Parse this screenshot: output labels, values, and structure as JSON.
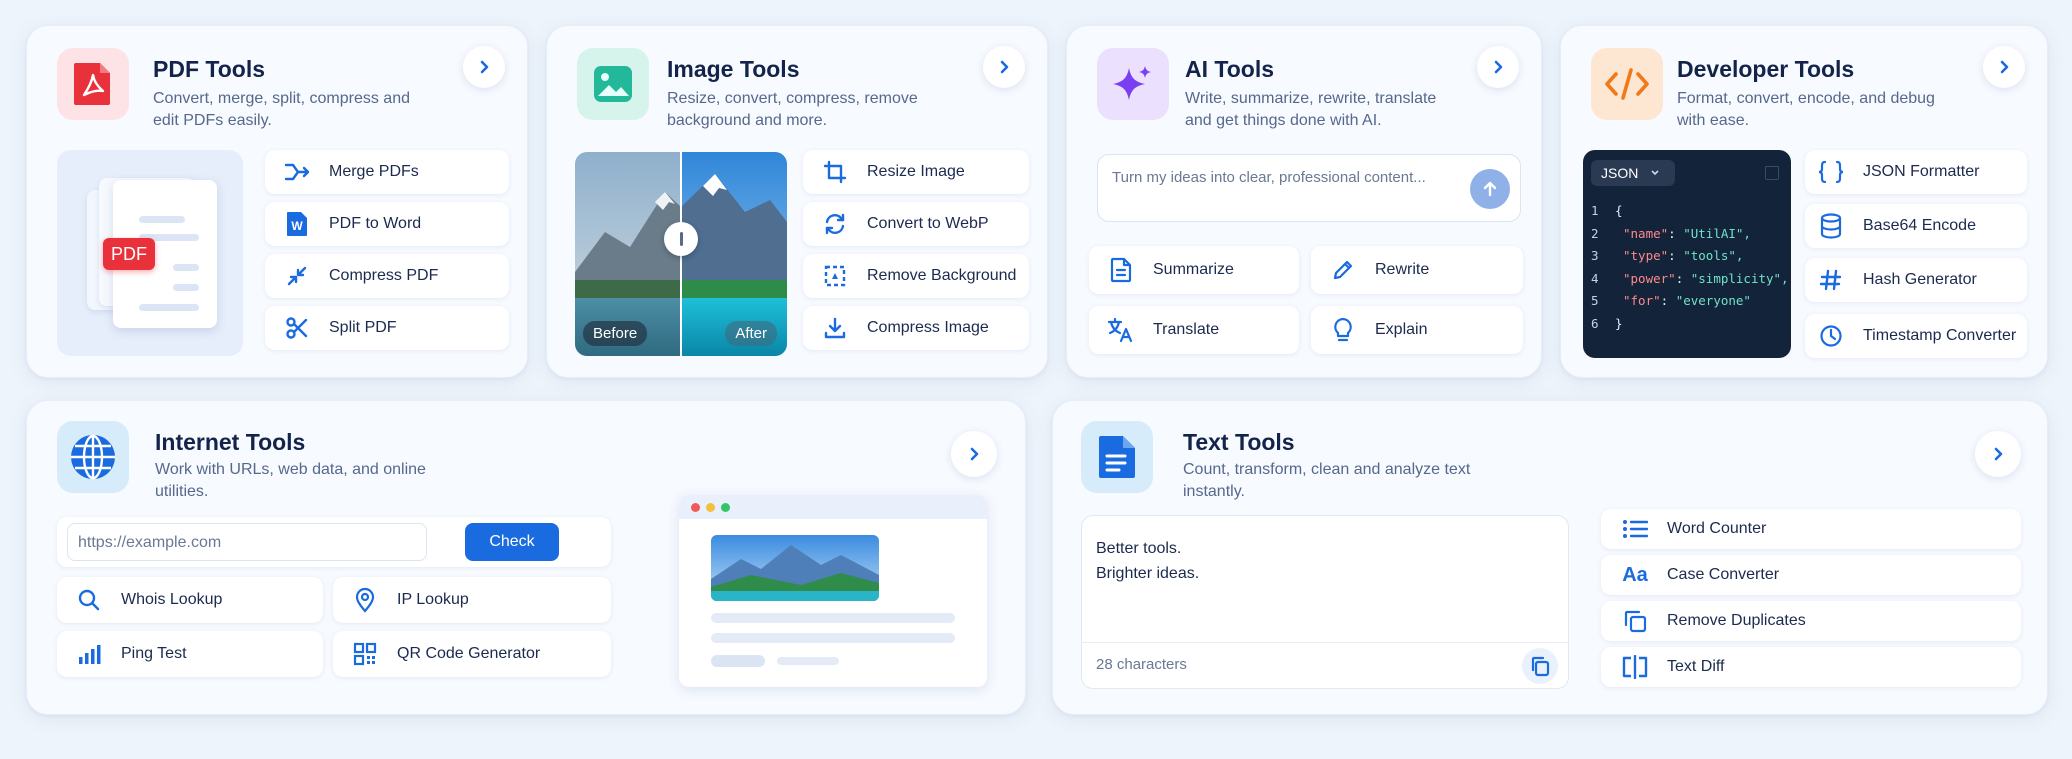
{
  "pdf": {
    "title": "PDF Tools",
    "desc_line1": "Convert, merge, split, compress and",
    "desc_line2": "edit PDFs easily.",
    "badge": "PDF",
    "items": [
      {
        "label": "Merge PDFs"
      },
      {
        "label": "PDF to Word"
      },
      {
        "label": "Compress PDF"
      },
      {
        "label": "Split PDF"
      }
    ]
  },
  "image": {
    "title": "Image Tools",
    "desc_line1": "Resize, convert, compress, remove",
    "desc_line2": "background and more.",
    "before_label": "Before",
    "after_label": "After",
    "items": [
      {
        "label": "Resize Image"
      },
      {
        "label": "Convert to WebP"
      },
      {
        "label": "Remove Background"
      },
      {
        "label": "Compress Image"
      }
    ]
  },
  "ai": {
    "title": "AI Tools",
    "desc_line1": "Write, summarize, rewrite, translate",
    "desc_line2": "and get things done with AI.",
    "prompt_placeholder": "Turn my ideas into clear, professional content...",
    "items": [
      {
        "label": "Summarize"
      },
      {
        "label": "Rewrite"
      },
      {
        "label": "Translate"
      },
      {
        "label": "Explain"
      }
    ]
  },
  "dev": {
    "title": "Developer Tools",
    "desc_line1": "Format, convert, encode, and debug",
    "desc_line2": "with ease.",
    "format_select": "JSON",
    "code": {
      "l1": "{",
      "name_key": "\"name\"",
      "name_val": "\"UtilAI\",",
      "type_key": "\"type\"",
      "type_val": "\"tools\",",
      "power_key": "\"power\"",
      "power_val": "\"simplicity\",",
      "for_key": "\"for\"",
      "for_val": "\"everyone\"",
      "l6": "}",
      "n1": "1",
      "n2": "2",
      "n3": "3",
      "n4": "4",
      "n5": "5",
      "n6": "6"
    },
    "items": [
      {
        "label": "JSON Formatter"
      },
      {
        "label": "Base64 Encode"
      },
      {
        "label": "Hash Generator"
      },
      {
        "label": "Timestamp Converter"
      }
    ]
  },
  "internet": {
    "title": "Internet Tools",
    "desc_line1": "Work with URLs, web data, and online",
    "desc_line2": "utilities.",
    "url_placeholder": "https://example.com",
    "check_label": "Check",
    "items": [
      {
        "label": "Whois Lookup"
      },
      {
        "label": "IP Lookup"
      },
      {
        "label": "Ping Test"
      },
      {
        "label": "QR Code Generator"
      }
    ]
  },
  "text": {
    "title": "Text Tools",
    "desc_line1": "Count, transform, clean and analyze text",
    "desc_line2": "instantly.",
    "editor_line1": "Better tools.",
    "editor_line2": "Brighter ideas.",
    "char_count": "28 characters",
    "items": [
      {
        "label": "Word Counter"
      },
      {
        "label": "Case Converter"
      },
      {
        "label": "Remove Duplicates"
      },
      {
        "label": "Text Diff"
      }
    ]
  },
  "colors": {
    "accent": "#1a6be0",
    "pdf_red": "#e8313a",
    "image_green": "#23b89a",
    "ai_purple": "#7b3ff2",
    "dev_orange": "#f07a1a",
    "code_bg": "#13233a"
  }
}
********************
## TASK OBJECTIVE
Retype all the records shown above, character for character. Omit every picture.

## TASK RESPONSE
Parse this screenshot: output labels, values, and structure as JSON.
{
  "pdf": {
    "title": "PDF Tools",
    "desc_line1": "Convert, merge, split, compress and",
    "desc_line2": "edit PDFs easily.",
    "badge": "PDF",
    "items": [
      {
        "label": "Merge PDFs"
      },
      {
        "label": "PDF to Word"
      },
      {
        "label": "Compress PDF"
      },
      {
        "label": "Split PDF"
      }
    ]
  },
  "image": {
    "title": "Image Tools",
    "desc_line1": "Resize, convert, compress, remove",
    "desc_line2": "background and more.",
    "before_label": "Before",
    "after_label": "After",
    "items": [
      {
        "label": "Resize Image"
      },
      {
        "label": "Convert to WebP"
      },
      {
        "label": "Remove Background"
      },
      {
        "label": "Compress Image"
      }
    ]
  },
  "ai": {
    "title": "AI Tools",
    "desc_line1": "Write, summarize, rewrite, translate",
    "desc_line2": "and get things done with AI.",
    "prompt_placeholder": "Turn my ideas into clear, professional content...",
    "items": [
      {
        "label": "Summarize"
      },
      {
        "label": "Rewrite"
      },
      {
        "label": "Translate"
      },
      {
        "label": "Explain"
      }
    ]
  },
  "dev": {
    "title": "Developer Tools",
    "desc_line1": "Format, convert, encode, and debug",
    "desc_line2": "with ease.",
    "format_select": "JSON",
    "code": {
      "l1": "{",
      "name_key": "\"name\"",
      "name_val": "\"UtilAI\",",
      "type_key": "\"type\"",
      "type_val": "\"tools\",",
      "power_key": "\"power\"",
      "power_val": "\"simplicity\",",
      "for_key": "\"for\"",
      "for_val": "\"everyone\"",
      "l6": "}",
      "n1": "1",
      "n2": "2",
      "n3": "3",
      "n4": "4",
      "n5": "5",
      "n6": "6"
    },
    "items": [
      {
        "label": "JSON Formatter"
      },
      {
        "label": "Base64 Encode"
      },
      {
        "label": "Hash Generator"
      },
      {
        "label": "Timestamp Converter"
      }
    ]
  },
  "internet": {
    "title": "Internet Tools",
    "desc_line1": "Work with URLs, web data, and online",
    "desc_line2": "utilities.",
    "url_placeholder": "https://example.com",
    "check_label": "Check",
    "items": [
      {
        "label": "Whois Lookup"
      },
      {
        "label": "IP Lookup"
      },
      {
        "label": "Ping Test"
      },
      {
        "label": "QR Code Generator"
      }
    ]
  },
  "text": {
    "title": "Text Tools",
    "desc_line1": "Count, transform, clean and analyze text",
    "desc_line2": "instantly.",
    "editor_line1": "Better tools.",
    "editor_line2": "Brighter ideas.",
    "char_count": "28 characters",
    "items": [
      {
        "label": "Word Counter"
      },
      {
        "label": "Case Converter"
      },
      {
        "label": "Remove Duplicates"
      },
      {
        "label": "Text Diff"
      }
    ]
  },
  "colors": {
    "accent": "#1a6be0",
    "pdf_red": "#e8313a",
    "image_green": "#23b89a",
    "ai_purple": "#7b3ff2",
    "dev_orange": "#f07a1a",
    "code_bg": "#13233a"
  }
}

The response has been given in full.